EXERCISE DESCRIPTION:
Could you copy every line from the material below in which "İndirimli" appears?

DATA EXCERPTS:
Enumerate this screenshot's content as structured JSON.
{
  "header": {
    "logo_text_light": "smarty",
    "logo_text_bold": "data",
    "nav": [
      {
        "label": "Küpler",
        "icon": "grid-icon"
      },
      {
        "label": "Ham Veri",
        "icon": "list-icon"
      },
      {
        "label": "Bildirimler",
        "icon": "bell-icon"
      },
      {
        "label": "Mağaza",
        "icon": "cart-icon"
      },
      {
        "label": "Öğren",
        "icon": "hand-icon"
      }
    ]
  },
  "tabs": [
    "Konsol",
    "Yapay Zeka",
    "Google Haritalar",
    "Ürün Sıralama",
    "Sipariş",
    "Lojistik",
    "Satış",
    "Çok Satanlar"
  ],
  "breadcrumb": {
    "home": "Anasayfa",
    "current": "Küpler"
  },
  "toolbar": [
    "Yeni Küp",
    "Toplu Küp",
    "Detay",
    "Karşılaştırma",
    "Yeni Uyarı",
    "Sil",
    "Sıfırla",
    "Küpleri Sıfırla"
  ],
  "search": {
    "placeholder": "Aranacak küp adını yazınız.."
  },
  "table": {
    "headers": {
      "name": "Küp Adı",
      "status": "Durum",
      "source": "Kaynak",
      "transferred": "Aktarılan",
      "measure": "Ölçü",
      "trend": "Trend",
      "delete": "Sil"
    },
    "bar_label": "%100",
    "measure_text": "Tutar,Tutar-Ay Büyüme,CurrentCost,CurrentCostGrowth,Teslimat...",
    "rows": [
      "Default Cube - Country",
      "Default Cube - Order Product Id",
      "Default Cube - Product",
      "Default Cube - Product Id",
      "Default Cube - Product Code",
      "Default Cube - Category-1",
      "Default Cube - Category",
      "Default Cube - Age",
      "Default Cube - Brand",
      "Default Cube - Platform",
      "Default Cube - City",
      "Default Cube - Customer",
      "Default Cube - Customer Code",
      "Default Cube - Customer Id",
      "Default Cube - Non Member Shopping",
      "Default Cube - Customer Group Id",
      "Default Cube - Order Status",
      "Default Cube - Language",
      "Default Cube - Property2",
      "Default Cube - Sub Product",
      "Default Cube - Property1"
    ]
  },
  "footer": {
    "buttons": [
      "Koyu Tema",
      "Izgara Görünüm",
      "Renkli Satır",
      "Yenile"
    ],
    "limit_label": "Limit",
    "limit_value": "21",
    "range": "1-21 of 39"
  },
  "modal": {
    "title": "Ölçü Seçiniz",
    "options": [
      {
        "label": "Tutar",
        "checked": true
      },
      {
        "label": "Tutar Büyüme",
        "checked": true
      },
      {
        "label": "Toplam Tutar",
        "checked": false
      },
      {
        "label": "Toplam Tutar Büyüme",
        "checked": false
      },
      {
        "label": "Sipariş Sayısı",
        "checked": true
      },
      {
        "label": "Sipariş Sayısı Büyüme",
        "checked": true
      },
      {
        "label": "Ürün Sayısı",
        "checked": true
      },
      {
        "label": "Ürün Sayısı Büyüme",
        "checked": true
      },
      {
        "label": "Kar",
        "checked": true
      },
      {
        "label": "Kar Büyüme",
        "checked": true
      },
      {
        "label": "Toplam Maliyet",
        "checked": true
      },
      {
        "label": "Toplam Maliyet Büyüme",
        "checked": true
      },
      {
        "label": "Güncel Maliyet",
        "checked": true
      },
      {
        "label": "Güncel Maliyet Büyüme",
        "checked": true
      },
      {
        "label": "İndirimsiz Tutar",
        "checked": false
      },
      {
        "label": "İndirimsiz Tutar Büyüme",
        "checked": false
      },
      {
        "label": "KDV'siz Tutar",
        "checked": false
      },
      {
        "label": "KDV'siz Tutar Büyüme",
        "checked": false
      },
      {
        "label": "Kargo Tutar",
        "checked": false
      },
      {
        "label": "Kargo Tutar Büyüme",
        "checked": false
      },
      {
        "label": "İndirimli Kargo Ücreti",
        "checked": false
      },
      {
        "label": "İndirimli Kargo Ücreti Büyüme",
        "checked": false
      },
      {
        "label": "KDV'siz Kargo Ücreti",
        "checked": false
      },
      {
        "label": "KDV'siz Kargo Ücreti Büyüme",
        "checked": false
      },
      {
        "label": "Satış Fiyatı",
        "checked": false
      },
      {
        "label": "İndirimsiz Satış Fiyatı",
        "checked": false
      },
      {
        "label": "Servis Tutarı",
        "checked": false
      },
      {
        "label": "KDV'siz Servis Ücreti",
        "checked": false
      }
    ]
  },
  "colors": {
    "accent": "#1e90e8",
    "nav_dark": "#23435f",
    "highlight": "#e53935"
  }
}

ANSWER FOR THE TASK:
        "label": "İndirimli Kargo Ücreti",
        "label": "İndirimli Kargo Ücreti Büyüme",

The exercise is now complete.